Required work
In the entries below, count every line with the word "ANDAR". Return only the count.

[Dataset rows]
—————

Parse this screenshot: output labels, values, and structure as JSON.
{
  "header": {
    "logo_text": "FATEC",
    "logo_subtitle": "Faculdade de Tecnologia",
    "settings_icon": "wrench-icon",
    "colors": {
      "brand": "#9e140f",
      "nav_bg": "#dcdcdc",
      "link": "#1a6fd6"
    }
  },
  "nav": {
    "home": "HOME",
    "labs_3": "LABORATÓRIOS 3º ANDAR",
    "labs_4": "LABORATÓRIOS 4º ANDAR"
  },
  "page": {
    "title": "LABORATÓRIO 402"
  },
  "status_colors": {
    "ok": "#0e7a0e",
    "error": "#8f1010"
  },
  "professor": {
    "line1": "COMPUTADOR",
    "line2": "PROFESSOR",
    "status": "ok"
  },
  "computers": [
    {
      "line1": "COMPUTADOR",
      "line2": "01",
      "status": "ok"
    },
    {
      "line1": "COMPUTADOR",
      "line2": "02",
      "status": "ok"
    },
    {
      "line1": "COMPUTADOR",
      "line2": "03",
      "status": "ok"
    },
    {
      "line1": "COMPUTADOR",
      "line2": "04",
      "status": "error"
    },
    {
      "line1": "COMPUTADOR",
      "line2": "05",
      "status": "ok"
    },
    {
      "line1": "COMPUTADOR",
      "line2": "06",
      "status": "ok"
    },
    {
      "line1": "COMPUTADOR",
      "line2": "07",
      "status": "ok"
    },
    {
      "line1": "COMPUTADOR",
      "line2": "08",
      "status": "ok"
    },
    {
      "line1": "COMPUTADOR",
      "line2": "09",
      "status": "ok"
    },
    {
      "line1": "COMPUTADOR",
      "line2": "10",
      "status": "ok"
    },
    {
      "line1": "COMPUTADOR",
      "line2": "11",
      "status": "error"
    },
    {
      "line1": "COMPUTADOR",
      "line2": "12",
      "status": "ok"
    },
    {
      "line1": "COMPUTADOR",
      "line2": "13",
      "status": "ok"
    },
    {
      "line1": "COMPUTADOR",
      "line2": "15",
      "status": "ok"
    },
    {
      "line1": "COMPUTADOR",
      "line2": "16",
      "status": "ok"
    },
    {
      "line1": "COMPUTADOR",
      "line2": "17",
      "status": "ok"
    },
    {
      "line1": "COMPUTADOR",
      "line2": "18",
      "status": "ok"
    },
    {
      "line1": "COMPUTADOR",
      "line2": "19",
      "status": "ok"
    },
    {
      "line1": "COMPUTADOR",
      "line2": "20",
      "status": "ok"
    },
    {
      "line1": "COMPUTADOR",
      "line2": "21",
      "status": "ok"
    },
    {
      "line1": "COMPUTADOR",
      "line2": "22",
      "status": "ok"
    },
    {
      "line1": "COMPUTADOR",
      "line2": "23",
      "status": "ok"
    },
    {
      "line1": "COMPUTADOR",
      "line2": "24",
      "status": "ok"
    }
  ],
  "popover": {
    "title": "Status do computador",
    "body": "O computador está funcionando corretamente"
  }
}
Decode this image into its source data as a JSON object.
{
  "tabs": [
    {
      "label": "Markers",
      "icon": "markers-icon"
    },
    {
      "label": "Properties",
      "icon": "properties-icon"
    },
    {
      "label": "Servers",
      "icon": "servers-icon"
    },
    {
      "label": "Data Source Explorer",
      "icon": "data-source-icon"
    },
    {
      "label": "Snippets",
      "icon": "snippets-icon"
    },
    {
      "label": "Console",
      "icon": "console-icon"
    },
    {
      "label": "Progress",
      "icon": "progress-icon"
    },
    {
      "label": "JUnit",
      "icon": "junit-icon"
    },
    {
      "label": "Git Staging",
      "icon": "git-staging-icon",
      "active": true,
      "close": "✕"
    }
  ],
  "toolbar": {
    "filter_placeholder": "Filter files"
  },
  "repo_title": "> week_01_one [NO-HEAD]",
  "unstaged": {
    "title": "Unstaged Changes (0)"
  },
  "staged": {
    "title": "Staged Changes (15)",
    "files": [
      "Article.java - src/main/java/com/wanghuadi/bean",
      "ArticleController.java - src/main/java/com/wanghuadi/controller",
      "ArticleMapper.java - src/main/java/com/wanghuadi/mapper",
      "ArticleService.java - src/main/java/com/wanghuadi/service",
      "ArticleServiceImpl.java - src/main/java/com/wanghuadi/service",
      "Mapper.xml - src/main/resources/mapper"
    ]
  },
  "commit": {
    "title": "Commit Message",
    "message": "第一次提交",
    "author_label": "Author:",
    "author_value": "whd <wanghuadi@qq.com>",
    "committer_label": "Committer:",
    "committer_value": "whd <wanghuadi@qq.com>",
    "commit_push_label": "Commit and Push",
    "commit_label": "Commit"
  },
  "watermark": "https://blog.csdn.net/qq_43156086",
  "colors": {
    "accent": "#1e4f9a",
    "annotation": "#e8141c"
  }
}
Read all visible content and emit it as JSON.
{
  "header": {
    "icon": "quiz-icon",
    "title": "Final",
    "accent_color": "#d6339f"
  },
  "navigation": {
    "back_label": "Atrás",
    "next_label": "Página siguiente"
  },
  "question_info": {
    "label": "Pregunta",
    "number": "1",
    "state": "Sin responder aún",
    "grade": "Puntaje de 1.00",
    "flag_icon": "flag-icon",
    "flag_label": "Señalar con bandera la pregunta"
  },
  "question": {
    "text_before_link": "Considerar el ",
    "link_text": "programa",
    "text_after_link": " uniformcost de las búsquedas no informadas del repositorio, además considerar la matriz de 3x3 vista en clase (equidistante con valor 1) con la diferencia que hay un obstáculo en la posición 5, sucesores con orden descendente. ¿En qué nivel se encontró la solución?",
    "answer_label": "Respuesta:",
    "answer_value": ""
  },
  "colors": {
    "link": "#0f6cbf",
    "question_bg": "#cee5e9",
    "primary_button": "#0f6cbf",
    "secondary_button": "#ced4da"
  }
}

—————

Task result
2